WRITTEN TASK » Reproduce the following material exactly, including every line.

TASK DATA »
###
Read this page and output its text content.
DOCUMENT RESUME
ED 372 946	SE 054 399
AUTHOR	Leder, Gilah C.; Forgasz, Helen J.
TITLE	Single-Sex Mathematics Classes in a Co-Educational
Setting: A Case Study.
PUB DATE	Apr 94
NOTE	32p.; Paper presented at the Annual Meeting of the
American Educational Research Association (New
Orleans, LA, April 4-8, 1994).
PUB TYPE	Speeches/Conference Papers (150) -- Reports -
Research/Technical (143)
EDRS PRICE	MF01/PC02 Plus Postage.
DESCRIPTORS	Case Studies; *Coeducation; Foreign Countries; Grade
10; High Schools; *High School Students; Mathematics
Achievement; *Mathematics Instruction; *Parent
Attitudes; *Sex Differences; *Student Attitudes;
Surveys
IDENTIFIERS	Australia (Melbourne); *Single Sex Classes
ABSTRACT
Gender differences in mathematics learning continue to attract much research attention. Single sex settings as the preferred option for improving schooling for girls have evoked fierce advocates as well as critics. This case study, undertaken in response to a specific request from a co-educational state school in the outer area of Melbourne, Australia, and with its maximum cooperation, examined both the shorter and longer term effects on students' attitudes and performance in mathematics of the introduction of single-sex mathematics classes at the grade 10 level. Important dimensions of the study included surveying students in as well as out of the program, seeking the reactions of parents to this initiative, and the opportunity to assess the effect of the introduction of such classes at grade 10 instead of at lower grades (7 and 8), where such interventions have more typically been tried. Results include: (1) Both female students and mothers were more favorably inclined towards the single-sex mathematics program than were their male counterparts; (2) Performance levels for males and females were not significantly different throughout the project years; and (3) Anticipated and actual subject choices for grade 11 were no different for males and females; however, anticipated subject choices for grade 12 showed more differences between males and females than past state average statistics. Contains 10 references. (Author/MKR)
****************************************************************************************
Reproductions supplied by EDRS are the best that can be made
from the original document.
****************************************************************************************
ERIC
###
WRITTEN SOLUTION »
Read this page and output its text content.
DOCUMENT RESUME
ED 372 946	SE 054 399
AUTHOR	Leder, Gilah C.; Forgasz, Helen J.
TITLE	Single-Sex Mathematics Classes in a Co-Educational
Setting: A Case Study.
PUB DATE	Apr 94
NOTE	32p.; Paper presented at the Annual Meeting of the
American Educational Research Association (New
Orleans, LA, April 4-8, 1994).
PUB TYPE	Speeches/Conference Papers (150) -- Reports -
Research/Technical (143)
EDRS PRICE	MF01/PC02 Plus Postage.
DESCRIPTORS	Case Studies; *Coeducation; Foreign Countries; Grade
10; High Schools; *High School Students; Mathematics
Achievement; *Mathematics Instruction; *Parent
Attitudes; *Sex Differences; *Student Attitudes;
Surveys
IDENTIFIERS	Australia (Melbourne); *Single Sex Classes
ABSTRACT
Gender differences in mathematics learning continue to attract much research attention. Single sex settings as the preferred option for improving schooling for girls have evoked fierce advocates as well as critics. This case study, undertaken in response to a specific request from a co-educational state school in the outer area of Melbourne, Australia, and with its maximum cooperation, examined both the shorter and longer term effects on students' attitudes and performance in mathematics of the introduction of single-sex mathematics classes at the grade 10 level. Important dimensions of the study included surveying students in as well as out of the program, seeking the reactions of parents to this initiative, and the opportunity to assess the effect of the introduction of such classes at grade 10 instead of at lower grades (7 and 8), where such interventions have more typically been tried. Results include: (1) Both female students and mothers were more favorably inclined towards the single-sex mathematics program than were their male counterparts; (2) Performance levels for males and females were not significantly different throughout the project years; and (3) Anticipated and actual subject choices for grade 11 were no different for males and females; however, anticipated subject choices for grade 12 showed more differences between males and females than past state average statistics. Contains 10 references. (Author/MKR)
****************************************************************************************
Reproductions supplied by EDRS are the best that can be made
from the original document.
****************************************************************************************
ERIC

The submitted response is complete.